[What the exercise asks]: Write out each record below exactly as it appears, with no pictures.

<<<<

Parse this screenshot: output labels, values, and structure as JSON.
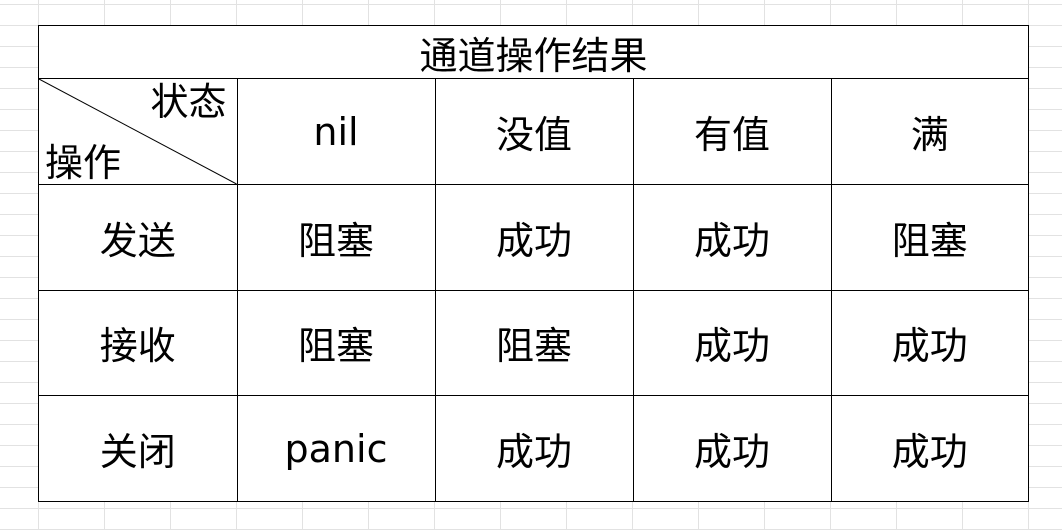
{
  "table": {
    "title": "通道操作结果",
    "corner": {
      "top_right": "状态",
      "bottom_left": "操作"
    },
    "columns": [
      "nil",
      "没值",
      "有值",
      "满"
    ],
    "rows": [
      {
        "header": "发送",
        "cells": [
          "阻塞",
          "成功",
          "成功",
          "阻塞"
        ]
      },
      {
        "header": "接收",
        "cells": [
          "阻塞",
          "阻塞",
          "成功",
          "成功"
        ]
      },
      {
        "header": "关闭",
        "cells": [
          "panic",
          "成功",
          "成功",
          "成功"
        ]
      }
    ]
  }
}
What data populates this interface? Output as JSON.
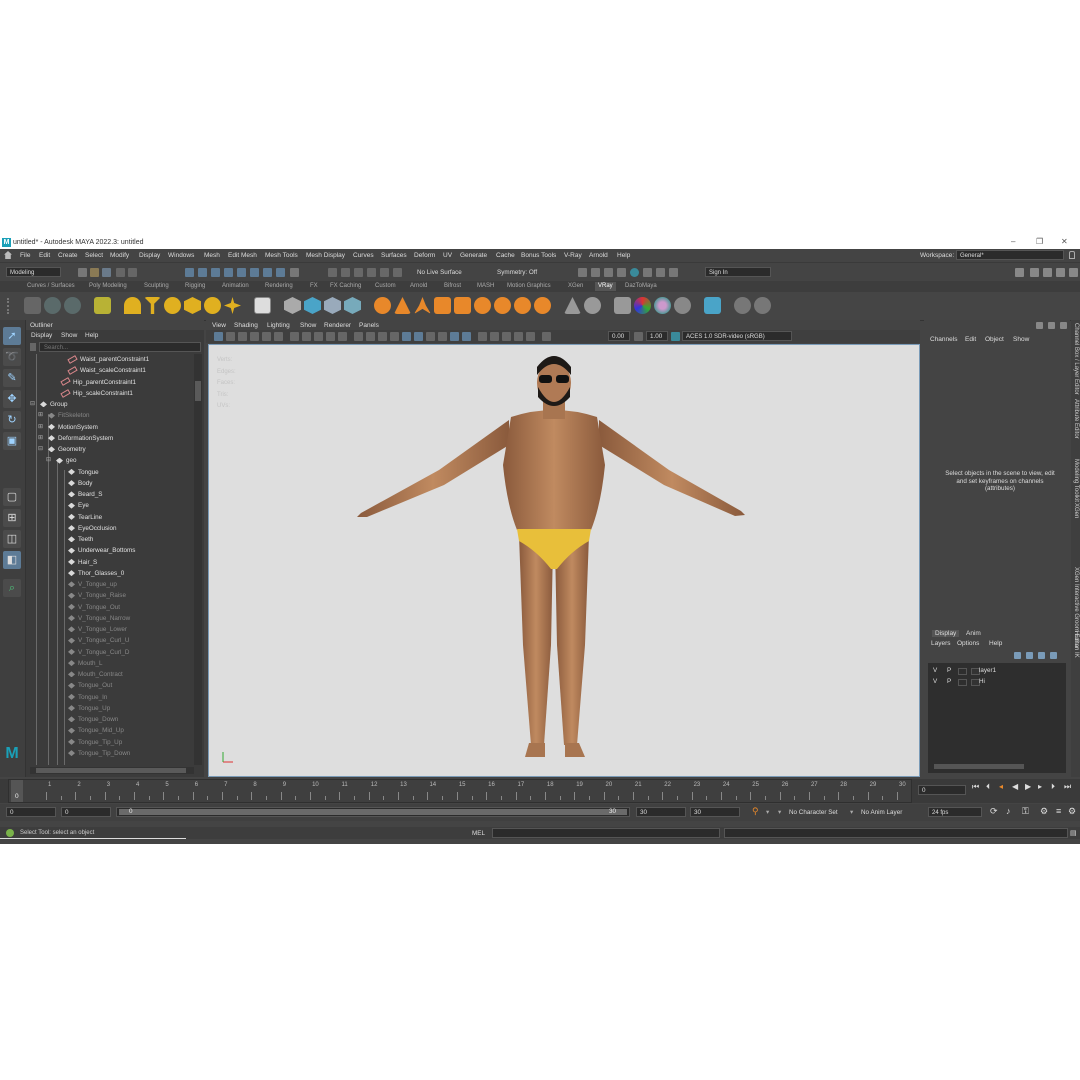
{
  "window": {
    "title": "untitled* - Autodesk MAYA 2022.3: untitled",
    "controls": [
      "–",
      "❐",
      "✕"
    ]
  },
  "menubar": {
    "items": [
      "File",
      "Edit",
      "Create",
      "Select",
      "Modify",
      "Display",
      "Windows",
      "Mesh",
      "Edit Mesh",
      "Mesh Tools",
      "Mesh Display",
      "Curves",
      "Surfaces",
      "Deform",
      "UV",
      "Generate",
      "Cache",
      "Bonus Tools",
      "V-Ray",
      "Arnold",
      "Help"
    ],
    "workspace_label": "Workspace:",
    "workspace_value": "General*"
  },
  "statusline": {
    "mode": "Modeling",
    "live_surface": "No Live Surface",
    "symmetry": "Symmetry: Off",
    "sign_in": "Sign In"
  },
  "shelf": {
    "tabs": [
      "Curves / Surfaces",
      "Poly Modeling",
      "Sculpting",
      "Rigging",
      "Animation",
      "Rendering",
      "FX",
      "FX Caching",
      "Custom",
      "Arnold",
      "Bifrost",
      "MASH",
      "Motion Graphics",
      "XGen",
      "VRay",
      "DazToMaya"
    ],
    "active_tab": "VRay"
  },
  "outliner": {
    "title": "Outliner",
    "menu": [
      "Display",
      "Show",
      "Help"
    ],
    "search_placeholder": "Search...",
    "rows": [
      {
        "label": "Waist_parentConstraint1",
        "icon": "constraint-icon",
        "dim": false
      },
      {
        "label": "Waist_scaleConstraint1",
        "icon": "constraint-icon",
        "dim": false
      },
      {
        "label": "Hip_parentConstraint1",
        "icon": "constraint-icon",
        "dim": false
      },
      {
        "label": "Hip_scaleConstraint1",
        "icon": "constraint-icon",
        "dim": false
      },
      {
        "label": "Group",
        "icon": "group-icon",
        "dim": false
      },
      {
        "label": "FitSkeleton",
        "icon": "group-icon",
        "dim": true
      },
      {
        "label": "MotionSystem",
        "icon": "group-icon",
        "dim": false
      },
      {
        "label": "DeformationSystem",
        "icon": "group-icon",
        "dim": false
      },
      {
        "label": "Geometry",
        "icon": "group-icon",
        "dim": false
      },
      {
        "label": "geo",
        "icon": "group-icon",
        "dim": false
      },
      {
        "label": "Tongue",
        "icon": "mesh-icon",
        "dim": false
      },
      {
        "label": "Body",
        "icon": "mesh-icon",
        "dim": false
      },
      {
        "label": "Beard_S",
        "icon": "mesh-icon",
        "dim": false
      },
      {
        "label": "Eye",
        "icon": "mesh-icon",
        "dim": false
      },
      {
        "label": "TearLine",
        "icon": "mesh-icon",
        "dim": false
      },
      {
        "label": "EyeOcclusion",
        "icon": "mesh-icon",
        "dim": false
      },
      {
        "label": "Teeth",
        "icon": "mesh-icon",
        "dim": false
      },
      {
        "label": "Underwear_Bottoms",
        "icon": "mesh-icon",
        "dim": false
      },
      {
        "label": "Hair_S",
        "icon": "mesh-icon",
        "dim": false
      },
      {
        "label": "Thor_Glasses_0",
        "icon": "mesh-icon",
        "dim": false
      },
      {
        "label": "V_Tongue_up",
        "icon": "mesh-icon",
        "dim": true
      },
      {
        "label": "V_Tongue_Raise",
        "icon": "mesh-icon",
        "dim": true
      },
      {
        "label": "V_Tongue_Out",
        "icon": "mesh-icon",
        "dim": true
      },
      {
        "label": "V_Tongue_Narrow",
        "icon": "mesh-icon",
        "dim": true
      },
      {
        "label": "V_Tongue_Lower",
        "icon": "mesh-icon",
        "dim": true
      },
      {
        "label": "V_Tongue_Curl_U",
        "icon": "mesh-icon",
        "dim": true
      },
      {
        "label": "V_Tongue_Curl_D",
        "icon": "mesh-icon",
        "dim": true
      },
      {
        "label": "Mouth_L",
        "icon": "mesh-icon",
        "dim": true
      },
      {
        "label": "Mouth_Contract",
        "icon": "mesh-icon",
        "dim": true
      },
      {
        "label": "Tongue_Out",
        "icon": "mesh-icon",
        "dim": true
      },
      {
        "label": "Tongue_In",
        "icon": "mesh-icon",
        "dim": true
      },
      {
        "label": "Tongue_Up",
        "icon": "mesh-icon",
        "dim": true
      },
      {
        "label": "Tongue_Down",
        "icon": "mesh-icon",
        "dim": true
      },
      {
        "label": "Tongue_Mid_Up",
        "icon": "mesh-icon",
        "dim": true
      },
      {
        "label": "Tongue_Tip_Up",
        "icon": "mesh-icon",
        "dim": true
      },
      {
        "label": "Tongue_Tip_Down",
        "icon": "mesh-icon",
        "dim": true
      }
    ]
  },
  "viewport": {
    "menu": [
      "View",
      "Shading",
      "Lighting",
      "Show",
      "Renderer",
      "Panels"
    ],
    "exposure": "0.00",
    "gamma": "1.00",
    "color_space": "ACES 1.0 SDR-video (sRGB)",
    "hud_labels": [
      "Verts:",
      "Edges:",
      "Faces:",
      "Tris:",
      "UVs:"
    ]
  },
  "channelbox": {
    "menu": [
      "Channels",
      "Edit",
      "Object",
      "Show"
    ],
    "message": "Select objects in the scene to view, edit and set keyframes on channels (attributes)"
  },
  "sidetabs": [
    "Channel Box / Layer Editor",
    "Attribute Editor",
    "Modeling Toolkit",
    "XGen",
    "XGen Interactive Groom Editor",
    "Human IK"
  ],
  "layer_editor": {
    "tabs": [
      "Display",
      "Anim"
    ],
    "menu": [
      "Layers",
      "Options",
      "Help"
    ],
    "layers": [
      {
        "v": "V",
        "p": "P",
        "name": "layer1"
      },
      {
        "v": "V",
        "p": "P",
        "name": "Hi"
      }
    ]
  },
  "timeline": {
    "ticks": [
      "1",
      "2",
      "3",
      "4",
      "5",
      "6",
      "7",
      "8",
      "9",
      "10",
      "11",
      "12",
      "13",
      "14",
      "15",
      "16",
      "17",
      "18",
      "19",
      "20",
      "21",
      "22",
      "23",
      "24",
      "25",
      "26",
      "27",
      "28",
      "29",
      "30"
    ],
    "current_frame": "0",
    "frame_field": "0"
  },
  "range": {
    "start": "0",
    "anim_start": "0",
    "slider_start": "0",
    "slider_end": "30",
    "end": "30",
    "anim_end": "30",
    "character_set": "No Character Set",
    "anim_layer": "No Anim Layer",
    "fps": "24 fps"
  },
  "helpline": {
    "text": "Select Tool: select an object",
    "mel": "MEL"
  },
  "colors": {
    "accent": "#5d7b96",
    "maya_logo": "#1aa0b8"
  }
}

>>>>

[Right answer]:
Parse this screenshot: output labels, values, and structure as JSON.
{
  "table": {
    "title": "通道操作结果",
    "corner": {
      "top_right": "状态",
      "bottom_left": "操作"
    },
    "columns": [
      "nil",
      "没值",
      "有值",
      "满"
    ],
    "rows": [
      {
        "header": "发送",
        "cells": [
          "阻塞",
          "成功",
          "成功",
          "阻塞"
        ]
      },
      {
        "header": "接收",
        "cells": [
          "阻塞",
          "阻塞",
          "成功",
          "成功"
        ]
      },
      {
        "header": "关闭",
        "cells": [
          "panic",
          "成功",
          "成功",
          "成功"
        ]
      }
    ]
  }
}
What data populates this interface? Output as JSON.
{
  "window": {
    "title": "untitled* - Autodesk MAYA 2022.3: untitled",
    "controls": [
      "–",
      "❐",
      "✕"
    ]
  },
  "menubar": {
    "items": [
      "File",
      "Edit",
      "Create",
      "Select",
      "Modify",
      "Display",
      "Windows",
      "Mesh",
      "Edit Mesh",
      "Mesh Tools",
      "Mesh Display",
      "Curves",
      "Surfaces",
      "Deform",
      "UV",
      "Generate",
      "Cache",
      "Bonus Tools",
      "V-Ray",
      "Arnold",
      "Help"
    ],
    "workspace_label": "Workspace:",
    "workspace_value": "General*"
  },
  "statusline": {
    "mode": "Modeling",
    "live_surface": "No Live Surface",
    "symmetry": "Symmetry: Off",
    "sign_in": "Sign In"
  },
  "shelf": {
    "tabs": [
      "Curves / Surfaces",
      "Poly Modeling",
      "Sculpting",
      "Rigging",
      "Animation",
      "Rendering",
      "FX",
      "FX Caching",
      "Custom",
      "Arnold",
      "Bifrost",
      "MASH",
      "Motion Graphics",
      "XGen",
      "VRay",
      "DazToMaya"
    ],
    "active_tab": "VRay"
  },
  "outliner": {
    "title": "Outliner",
    "menu": [
      "Display",
      "Show",
      "Help"
    ],
    "search_placeholder": "Search...",
    "rows": [
      {
        "label": "Waist_parentConstraint1",
        "icon": "constraint-icon",
        "dim": false
      },
      {
        "label": "Waist_scaleConstraint1",
        "icon": "constraint-icon",
        "dim": false
      },
      {
        "label": "Hip_parentConstraint1",
        "icon": "constraint-icon",
        "dim": false
      },
      {
        "label": "Hip_scaleConstraint1",
        "icon": "constraint-icon",
        "dim": false
      },
      {
        "label": "Group",
        "icon": "group-icon",
        "dim": false
      },
      {
        "label": "FitSkeleton",
        "icon": "group-icon",
        "dim": true
      },
      {
        "label": "MotionSystem",
        "icon": "group-icon",
        "dim": false
      },
      {
        "label": "DeformationSystem",
        "icon": "group-icon",
        "dim": false
      },
      {
        "label": "Geometry",
        "icon": "group-icon",
        "dim": false
      },
      {
        "label": "geo",
        "icon": "group-icon",
        "dim": false
      },
      {
        "label": "Tongue",
        "icon": "mesh-icon",
        "dim": false
      },
      {
        "label": "Body",
        "icon": "mesh-icon",
        "dim": false
      },
      {
        "label": "Beard_S",
        "icon": "mesh-icon",
        "dim": false
      },
      {
        "label": "Eye",
        "icon": "mesh-icon",
        "dim": false
      },
      {
        "label": "TearLine",
        "icon": "mesh-icon",
        "dim": false
      },
      {
        "label": "EyeOcclusion",
        "icon": "mesh-icon",
        "dim": false
      },
      {
        "label": "Teeth",
        "icon": "mesh-icon",
        "dim": false
      },
      {
        "label": "Underwear_Bottoms",
        "icon": "mesh-icon",
        "dim": false
      },
      {
        "label": "Hair_S",
        "icon": "mesh-icon",
        "dim": false
      },
      {
        "label": "Thor_Glasses_0",
        "icon": "mesh-icon",
        "dim": false
      },
      {
        "label": "V_Tongue_up",
        "icon": "mesh-icon",
        "dim": true
      },
      {
        "label": "V_Tongue_Raise",
        "icon": "mesh-icon",
        "dim": true
      },
      {
        "label": "V_Tongue_Out",
        "icon": "mesh-icon",
        "dim": true
      },
      {
        "label": "V_Tongue_Narrow",
        "icon": "mesh-icon",
        "dim": true
      },
      {
        "label": "V_Tongue_Lower",
        "icon": "mesh-icon",
        "dim": true
      },
      {
        "label": "V_Tongue_Curl_U",
        "icon": "mesh-icon",
        "dim": true
      },
      {
        "label": "V_Tongue_Curl_D",
        "icon": "mesh-icon",
        "dim": true
      },
      {
        "label": "Mouth_L",
        "icon": "mesh-icon",
        "dim": true
      },
      {
        "label": "Mouth_Contract",
        "icon": "mesh-icon",
        "dim": true
      },
      {
        "label": "Tongue_Out",
        "icon": "mesh-icon",
        "dim": true
      },
      {
        "label": "Tongue_In",
        "icon": "mesh-icon",
        "dim": true
      },
      {
        "label": "Tongue_Up",
        "icon": "mesh-icon",
        "dim": true
      },
      {
        "label": "Tongue_Down",
        "icon": "mesh-icon",
        "dim": true
      },
      {
        "label": "Tongue_Mid_Up",
        "icon": "mesh-icon",
        "dim": true
      },
      {
        "label": "Tongue_Tip_Up",
        "icon": "mesh-icon",
        "dim": true
      },
      {
        "label": "Tongue_Tip_Down",
        "icon": "mesh-icon",
        "dim": true
      }
    ]
  },
  "viewport": {
    "menu": [
      "View",
      "Shading",
      "Lighting",
      "Show",
      "Renderer",
      "Panels"
    ],
    "exposure": "0.00",
    "gamma": "1.00",
    "color_space": "ACES 1.0 SDR-video (sRGB)",
    "hud_labels": [
      "Verts:",
      "Edges:",
      "Faces:",
      "Tris:",
      "UVs:"
    ]
  },
  "channelbox": {
    "menu": [
      "Channels",
      "Edit",
      "Object",
      "Show"
    ],
    "message": "Select objects in the scene to view, edit and set keyframes on channels (attributes)"
  },
  "sidetabs": [
    "Channel Box / Layer Editor",
    "Attribute Editor",
    "Modeling Toolkit",
    "XGen",
    "XGen Interactive Groom Editor",
    "Human IK"
  ],
  "layer_editor": {
    "tabs": [
      "Display",
      "Anim"
    ],
    "menu": [
      "Layers",
      "Options",
      "Help"
    ],
    "layers": [
      {
        "v": "V",
        "p": "P",
        "name": "layer1"
      },
      {
        "v": "V",
        "p": "P",
        "name": "Hi"
      }
    ]
  },
  "timeline": {
    "ticks": [
      "1",
      "2",
      "3",
      "4",
      "5",
      "6",
      "7",
      "8",
      "9",
      "10",
      "11",
      "12",
      "13",
      "14",
      "15",
      "16",
      "17",
      "18",
      "19",
      "20",
      "21",
      "22",
      "23",
      "24",
      "25",
      "26",
      "27",
      "28",
      "29",
      "30"
    ],
    "current_frame": "0",
    "frame_field": "0"
  },
  "range": {
    "start": "0",
    "anim_start": "0",
    "slider_start": "0",
    "slider_end": "30",
    "end": "30",
    "anim_end": "30",
    "character_set": "No Character Set",
    "anim_layer": "No Anim Layer",
    "fps": "24 fps"
  },
  "helpline": {
    "text": "Select Tool: select an object",
    "mel": "MEL"
  },
  "colors": {
    "accent": "#5d7b96",
    "maya_logo": "#1aa0b8"
  }
}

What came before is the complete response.